Find the word "Time" in the data. Return every line where it appears.
--- Start GIVEN RECORDS ---
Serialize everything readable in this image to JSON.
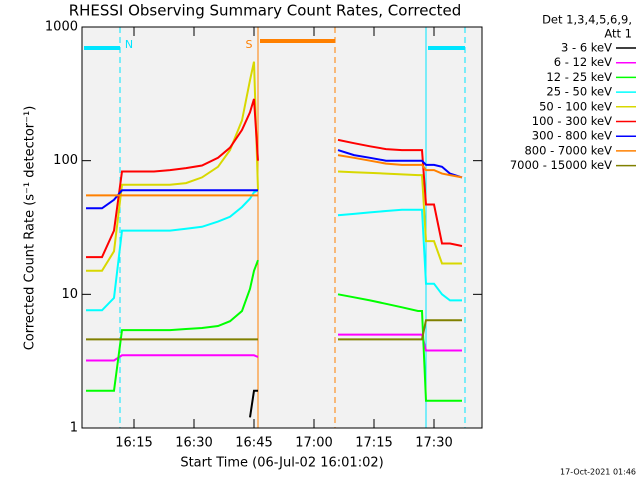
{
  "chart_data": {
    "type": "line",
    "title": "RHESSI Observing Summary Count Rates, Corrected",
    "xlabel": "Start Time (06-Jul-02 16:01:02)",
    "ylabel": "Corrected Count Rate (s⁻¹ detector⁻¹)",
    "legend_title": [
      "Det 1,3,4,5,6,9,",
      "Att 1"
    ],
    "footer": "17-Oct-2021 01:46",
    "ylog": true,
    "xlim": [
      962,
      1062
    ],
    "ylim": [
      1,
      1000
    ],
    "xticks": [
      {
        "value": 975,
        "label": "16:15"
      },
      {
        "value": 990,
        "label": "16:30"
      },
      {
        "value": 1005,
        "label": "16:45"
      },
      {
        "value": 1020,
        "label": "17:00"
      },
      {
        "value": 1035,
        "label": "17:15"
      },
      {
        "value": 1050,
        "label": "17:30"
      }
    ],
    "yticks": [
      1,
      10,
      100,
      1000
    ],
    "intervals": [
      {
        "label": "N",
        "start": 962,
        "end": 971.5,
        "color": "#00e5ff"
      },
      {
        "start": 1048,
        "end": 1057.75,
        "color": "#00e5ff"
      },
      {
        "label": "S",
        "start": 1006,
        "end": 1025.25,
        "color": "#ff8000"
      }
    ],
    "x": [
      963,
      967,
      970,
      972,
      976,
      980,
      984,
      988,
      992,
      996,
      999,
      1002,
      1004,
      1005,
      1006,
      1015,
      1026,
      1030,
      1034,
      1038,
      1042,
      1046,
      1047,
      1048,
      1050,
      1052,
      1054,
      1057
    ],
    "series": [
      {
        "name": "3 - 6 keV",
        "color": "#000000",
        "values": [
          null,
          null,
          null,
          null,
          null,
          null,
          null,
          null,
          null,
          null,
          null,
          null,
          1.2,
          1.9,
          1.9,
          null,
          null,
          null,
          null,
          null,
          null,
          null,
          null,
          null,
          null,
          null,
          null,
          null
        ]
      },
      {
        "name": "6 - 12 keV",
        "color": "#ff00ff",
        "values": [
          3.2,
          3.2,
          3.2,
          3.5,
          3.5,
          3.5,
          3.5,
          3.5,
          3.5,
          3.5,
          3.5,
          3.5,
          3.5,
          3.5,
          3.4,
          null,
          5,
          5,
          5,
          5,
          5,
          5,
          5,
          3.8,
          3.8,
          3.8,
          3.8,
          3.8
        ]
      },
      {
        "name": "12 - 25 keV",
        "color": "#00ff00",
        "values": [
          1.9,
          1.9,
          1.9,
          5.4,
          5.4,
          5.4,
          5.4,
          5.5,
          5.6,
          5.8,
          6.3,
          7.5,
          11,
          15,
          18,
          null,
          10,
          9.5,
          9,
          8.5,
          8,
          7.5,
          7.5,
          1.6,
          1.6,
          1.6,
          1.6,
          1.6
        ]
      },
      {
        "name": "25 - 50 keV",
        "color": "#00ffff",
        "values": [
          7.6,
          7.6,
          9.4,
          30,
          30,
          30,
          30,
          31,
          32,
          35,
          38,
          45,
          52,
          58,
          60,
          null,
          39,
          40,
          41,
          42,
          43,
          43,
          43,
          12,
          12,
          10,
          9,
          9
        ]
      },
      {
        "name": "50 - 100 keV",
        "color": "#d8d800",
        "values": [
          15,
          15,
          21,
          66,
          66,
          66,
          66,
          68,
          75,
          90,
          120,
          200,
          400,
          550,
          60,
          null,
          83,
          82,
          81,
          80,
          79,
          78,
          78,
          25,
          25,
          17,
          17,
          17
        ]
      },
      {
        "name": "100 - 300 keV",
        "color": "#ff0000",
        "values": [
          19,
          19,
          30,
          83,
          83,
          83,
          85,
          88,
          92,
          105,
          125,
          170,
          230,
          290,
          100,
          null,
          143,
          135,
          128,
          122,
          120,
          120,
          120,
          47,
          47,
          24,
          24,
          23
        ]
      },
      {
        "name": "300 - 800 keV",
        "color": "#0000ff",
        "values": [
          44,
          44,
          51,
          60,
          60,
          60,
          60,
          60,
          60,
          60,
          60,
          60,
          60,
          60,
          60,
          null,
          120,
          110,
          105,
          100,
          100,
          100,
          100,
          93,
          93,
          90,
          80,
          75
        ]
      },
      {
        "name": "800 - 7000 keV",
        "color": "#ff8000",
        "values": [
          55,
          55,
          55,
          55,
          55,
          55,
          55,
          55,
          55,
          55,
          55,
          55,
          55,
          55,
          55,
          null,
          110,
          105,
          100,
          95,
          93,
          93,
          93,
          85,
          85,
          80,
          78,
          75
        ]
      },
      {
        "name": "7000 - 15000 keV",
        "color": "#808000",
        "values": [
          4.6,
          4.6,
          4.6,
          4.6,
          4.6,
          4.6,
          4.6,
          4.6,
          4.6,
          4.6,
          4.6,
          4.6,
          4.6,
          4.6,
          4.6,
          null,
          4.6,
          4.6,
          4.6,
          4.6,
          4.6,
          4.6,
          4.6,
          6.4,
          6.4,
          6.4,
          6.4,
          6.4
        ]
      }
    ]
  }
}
--- End GIVEN RECORDS ---
--- Start GIVEN RECORDS ---
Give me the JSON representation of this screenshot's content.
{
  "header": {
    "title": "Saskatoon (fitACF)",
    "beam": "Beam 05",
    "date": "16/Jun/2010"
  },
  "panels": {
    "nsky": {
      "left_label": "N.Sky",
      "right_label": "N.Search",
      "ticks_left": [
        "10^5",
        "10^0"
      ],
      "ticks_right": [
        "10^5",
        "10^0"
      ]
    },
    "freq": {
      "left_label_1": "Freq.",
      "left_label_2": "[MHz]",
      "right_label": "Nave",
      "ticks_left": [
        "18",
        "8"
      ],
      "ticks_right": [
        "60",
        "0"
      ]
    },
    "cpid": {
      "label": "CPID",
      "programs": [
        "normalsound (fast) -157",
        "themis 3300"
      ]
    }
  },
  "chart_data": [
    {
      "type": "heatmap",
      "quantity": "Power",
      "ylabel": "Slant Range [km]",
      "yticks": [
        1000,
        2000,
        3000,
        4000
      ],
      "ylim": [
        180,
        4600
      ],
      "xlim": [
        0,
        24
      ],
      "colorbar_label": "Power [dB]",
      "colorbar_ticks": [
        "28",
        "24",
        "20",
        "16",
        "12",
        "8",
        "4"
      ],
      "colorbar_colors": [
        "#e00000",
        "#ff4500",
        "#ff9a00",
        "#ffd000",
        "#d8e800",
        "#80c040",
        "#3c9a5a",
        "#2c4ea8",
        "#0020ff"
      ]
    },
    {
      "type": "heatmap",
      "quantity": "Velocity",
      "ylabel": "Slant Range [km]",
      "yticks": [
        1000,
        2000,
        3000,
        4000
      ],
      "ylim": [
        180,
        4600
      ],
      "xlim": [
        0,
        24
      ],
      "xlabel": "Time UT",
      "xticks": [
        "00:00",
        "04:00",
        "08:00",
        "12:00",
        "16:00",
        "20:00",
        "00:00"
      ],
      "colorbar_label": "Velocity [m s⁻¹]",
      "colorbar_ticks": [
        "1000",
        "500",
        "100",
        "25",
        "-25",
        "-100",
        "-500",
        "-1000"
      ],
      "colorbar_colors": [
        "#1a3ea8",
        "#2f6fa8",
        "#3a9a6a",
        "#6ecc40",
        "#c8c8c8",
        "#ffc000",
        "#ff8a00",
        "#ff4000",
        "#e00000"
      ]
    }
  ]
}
--- End GIVEN RECORDS ---
# [EXERCISE SOLUTION]
    "xlabel": "Start Time (06-Jul-02 16:01:02)",
      "xlabel": "Time UT",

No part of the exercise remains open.